<<<<
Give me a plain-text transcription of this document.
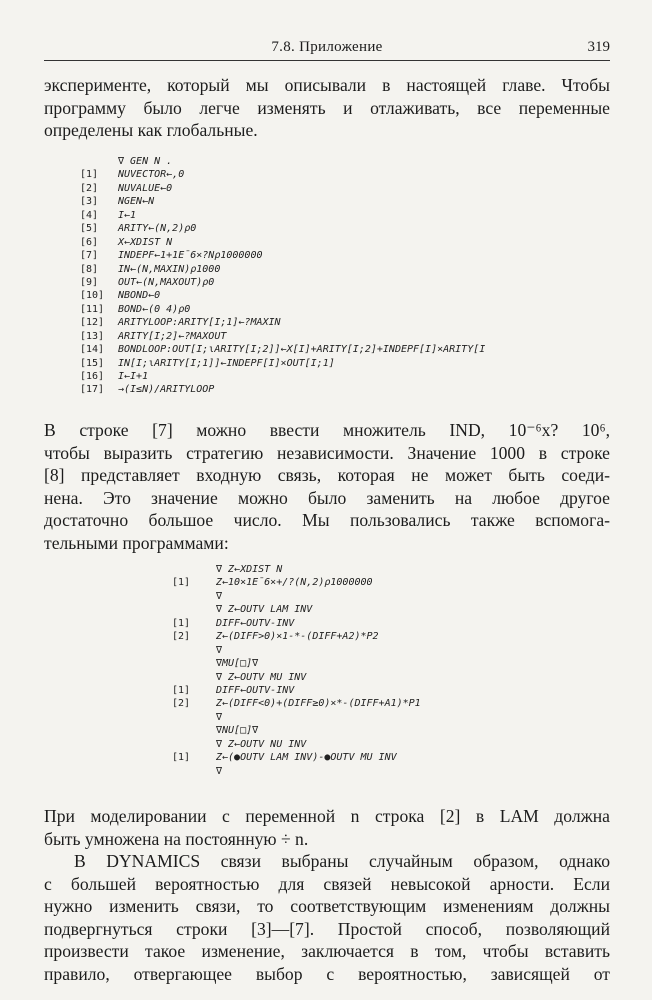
7.8. Приложение	319
эксперименте, который мы описывали в настоящей главе. Чтобы
программу было легче изменять и отлаживать, все переменные
определены как глобальные.
∇ GEN N .
[1] NUVECTOR←,0
[2] NUVALUE←0
[3] NGEN←N
[4] I←1
[5] ARITY←(N,2)ρ0
[6] X←XDIST N
[7] INDEPF←1+1E¯6×?Nρ1000000
[8] IN←(N,MAXIN)ρ1000
[9] OUT←(N,MAXOUT)ρ0
[10] NBOND←0
[11] BOND←(0 4)ρ0
[12] ARITYLOOP:ARITY[I;1]←?MAXIN
[13] ARITY[I;2]←?MAXOUT
[14] BONDLOOP:OUT[I;⍳ARITY[I;2]]←X[I]+ARITY[I;2]+INDEPF[I]×ARITY[I
[15] IN[I;⍳ARITY[I;1]]←INDEPF[I]×OUT[I;1]
[16] I←I+1
[17] →(I≤N)/ARITYLOOP
В строке [7] можно ввести множитель IND, 10⁻⁶x? 10⁶,
чтобы выразить стратегию независимости. Значение 1000 в строке
[8] представляет входную связь, которая не может быть соеди-
нена. Это значение можно было заменить на любое другое
достаточно большое число. Мы пользовались также вспомога-
тельными программами:
∇ Z←XDIST N
[1]	Z←10×1E¯6×+/?(N,2)ρ1000000
∇
∇ Z←OUTV LAM INV
[1]	DIFF←OUTV-INV
[2]	Z←(DIFF>0)×1-*-(DIFF+A2)*P2
∇
∇MU[□]∇
∇ Z←OUTV MU INV
[1]	DIFF←OUTV-INV
[2]	Z←(DIFF<0)+(DIFF≥0)×*-(DIFF+A1)*P1
∇
∇NU[□]∇
∇ Z←OUTV NU INV
[1]	Z←(●OUTV LAM INV)-●OUTV MU INV
∇
При моделировании с переменной n строка [2] в LAM должна
быть умножена на постоянную ÷ n.
В DYNAMICS связи выбраны случайным образом, однако
с большей вероятностью для связей невысокой арности. Если
нужно изменить связи, то соответствующим изменениям должны
подвергнуться строки [3]—[7]. Простой способ, позволяющий
произвести такое изменение, заключается в том, чтобы вставить
правило, отвергающее выбор с вероятностью, зависящей от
>>>>
Task brief
Extract the entries in full, exactly as they are, minus the pictures.

Answer to the task
Give me a plain-text transcription of this document.
7.8. Приложение	319
эксперименте, который мы описывали в настоящей главе. Чтобы
программу было легче изменять и отлаживать, все переменные
определены как глобальные.
∇ GEN N .
[1] NUVECTOR←,0
[2] NUVALUE←0
[3] NGEN←N
[4] I←1
[5] ARITY←(N,2)ρ0
[6] X←XDIST N
[7] INDEPF←1+1E¯6×?Nρ1000000
[8] IN←(N,MAXIN)ρ1000
[9] OUT←(N,MAXOUT)ρ0
[10] NBOND←0
[11] BOND←(0 4)ρ0
[12] ARITYLOOP:ARITY[I;1]←?MAXIN
[13] ARITY[I;2]←?MAXOUT
[14] BONDLOOP:OUT[I;⍳ARITY[I;2]]←X[I]+ARITY[I;2]+INDEPF[I]×ARITY[I
[15] IN[I;⍳ARITY[I;1]]←INDEPF[I]×OUT[I;1]
[16] I←I+1
[17] →(I≤N)/ARITYLOOP
В строке [7] можно ввести множитель IND, 10⁻⁶x? 10⁶,
чтобы выразить стратегию независимости. Значение 1000 в строке
[8] представляет входную связь, которая не может быть соеди-
нена. Это значение можно было заменить на любое другое
достаточно большое число. Мы пользовались также вспомога-
тельными программами:
∇ Z←XDIST N
[1]	Z←10×1E¯6×+/?(N,2)ρ1000000
∇
∇ Z←OUTV LAM INV
[1]	DIFF←OUTV-INV
[2]	Z←(DIFF>0)×1-*-(DIFF+A2)*P2
∇
∇MU[□]∇
∇ Z←OUTV MU INV
[1]	DIFF←OUTV-INV
[2]	Z←(DIFF<0)+(DIFF≥0)×*-(DIFF+A1)*P1
∇
∇NU[□]∇
∇ Z←OUTV NU INV
[1]	Z←(●OUTV LAM INV)-●OUTV MU INV
∇
При моделировании с переменной n строка [2] в LAM должна
быть умножена на постоянную ÷ n.
В DYNAMICS связи выбраны случайным образом, однако
с большей вероятностью для связей невысокой арности. Если
нужно изменить связи, то соответствующим изменениям должны
подвергнуться строки [3]—[7]. Простой способ, позволяющий
произвести такое изменение, заключается в том, чтобы вставить
правило, отвергающее выбор с вероятностью, зависящей от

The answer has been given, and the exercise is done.